◆ Your objective
Using the entries below, output exactly the line containing "Give me a plain-text" and all lines that follow it to the end.

◆ Data for this task
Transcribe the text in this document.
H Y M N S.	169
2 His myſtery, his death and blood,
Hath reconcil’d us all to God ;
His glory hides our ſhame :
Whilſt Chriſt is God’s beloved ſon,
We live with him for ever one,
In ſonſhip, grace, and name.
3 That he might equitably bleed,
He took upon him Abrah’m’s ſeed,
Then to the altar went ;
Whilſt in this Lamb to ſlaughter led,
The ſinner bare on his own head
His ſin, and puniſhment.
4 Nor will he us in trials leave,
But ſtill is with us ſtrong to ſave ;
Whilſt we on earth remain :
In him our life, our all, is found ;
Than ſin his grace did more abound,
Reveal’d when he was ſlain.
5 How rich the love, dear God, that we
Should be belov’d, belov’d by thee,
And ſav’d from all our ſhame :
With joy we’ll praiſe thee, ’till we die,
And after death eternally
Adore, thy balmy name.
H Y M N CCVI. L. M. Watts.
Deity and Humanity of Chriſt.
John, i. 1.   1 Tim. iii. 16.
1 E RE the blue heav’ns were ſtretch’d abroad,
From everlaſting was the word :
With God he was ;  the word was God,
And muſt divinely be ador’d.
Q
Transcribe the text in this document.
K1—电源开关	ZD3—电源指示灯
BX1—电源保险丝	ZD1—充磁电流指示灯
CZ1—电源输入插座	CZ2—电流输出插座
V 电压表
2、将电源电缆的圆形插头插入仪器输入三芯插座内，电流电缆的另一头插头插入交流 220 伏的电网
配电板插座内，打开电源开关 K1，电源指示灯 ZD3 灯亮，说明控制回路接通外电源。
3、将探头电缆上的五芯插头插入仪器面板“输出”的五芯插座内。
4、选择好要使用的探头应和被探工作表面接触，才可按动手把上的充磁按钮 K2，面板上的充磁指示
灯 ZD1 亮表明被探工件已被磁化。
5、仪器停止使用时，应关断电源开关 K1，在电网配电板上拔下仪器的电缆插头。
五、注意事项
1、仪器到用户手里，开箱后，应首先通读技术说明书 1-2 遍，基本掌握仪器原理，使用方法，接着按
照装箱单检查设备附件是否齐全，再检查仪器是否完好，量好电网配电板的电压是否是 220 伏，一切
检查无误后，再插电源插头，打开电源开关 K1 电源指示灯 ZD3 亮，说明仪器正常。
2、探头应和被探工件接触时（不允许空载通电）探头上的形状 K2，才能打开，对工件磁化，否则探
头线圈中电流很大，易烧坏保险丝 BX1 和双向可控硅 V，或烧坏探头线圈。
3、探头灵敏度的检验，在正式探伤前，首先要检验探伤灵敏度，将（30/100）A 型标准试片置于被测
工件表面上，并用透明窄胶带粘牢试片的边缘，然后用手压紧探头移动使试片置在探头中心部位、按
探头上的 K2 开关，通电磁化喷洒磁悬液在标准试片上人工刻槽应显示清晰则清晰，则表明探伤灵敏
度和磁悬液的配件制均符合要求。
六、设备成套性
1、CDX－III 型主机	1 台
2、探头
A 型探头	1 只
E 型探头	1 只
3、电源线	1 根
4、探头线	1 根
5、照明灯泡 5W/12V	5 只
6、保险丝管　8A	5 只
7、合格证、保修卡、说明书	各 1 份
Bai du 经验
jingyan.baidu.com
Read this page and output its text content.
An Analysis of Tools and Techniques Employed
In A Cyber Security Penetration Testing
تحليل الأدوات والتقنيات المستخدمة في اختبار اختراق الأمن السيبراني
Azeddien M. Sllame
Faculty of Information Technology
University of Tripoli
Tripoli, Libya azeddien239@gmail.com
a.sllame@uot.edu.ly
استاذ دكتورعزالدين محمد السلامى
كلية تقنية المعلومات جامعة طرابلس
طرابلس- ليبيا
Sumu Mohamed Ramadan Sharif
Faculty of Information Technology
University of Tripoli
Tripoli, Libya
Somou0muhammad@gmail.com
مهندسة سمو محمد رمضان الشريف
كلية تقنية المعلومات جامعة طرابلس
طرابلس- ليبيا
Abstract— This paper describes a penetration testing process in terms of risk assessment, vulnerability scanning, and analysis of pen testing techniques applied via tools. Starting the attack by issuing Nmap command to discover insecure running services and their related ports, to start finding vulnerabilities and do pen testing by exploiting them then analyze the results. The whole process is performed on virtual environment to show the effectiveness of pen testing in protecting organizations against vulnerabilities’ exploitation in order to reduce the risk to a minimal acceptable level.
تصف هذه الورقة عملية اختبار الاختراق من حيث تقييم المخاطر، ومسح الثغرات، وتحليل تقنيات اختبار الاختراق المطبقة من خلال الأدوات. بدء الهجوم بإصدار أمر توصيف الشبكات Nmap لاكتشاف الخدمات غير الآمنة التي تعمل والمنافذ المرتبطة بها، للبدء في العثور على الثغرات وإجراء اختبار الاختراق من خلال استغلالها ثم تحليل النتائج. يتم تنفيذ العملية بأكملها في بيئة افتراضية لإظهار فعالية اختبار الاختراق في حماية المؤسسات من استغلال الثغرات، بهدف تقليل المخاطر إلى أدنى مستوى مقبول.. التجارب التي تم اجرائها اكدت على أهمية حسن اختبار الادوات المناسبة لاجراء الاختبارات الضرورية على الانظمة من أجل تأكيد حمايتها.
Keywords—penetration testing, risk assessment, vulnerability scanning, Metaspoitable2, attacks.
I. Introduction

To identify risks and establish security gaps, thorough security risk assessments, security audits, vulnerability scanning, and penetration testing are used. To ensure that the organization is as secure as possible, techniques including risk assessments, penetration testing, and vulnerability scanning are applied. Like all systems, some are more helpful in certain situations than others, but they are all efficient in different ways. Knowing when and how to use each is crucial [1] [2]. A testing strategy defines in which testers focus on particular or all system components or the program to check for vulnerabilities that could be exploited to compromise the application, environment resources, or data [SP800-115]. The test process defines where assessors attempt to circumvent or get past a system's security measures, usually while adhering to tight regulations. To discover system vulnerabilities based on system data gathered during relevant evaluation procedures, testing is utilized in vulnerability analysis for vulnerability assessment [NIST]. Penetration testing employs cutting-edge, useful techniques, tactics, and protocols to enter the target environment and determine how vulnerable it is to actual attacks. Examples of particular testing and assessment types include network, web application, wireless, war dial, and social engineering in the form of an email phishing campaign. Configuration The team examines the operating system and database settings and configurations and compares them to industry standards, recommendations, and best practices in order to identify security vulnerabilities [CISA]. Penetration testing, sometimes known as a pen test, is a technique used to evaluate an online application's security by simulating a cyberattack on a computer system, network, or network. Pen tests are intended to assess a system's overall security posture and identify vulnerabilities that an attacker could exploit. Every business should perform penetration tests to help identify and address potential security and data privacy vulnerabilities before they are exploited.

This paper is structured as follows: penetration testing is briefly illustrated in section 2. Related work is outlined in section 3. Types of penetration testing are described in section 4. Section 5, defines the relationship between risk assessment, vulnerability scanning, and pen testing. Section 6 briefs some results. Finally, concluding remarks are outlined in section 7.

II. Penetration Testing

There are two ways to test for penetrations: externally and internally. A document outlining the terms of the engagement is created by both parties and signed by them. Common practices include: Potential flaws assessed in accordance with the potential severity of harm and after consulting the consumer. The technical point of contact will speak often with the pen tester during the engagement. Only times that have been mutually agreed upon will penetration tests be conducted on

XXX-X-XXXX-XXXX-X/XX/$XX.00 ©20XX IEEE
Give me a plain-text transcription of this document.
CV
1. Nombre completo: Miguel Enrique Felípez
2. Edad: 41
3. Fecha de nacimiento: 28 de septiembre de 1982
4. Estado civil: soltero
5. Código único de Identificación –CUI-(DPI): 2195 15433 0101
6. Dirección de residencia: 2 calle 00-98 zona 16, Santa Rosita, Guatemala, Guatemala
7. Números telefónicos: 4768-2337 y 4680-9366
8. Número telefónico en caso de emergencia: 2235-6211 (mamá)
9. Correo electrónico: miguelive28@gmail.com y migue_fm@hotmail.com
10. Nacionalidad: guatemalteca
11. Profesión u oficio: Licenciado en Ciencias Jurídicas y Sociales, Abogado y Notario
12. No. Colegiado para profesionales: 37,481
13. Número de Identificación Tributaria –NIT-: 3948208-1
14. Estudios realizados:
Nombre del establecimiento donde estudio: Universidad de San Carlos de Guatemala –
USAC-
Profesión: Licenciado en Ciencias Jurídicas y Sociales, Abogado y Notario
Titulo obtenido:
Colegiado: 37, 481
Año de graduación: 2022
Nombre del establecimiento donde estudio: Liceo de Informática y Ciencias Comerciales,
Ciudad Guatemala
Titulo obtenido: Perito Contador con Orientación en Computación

◆ Response to this task
Give me a plain-text transcription of this document.
CV
1. Nombre completo: Miguel Enrique Felípez
2. Edad: 41
3. Fecha de nacimiento: 28 de septiembre de 1982
4. Estado civil: soltero
5. Código único de Identificación –CUI-(DPI): 2195 15433 0101
6. Dirección de residencia: 2 calle 00-98 zona 16, Santa Rosita, Guatemala, Guatemala
7. Números telefónicos: 4768-2337 y 4680-9366
8. Número telefónico en caso de emergencia: 2235-6211 (mamá)
9. Correo electrónico: miguelive28@gmail.com y migue_fm@hotmail.com
10. Nacionalidad: guatemalteca
11. Profesión u oficio: Licenciado en Ciencias Jurídicas y Sociales, Abogado y Notario
12. No. Colegiado para profesionales: 37,481
13. Número de Identificación Tributaria –NIT-: 3948208-1
14. Estudios realizados:
Nombre del establecimiento donde estudio: Universidad de San Carlos de Guatemala –
USAC-
Profesión: Licenciado en Ciencias Jurídicas y Sociales, Abogado y Notario
Titulo obtenido:
Colegiado: 37, 481
Año de graduación: 2022
Nombre del establecimiento donde estudio: Liceo de Informática y Ciencias Comerciales,
Ciudad Guatemala
Titulo obtenido: Perito Contador con Orientación en Computación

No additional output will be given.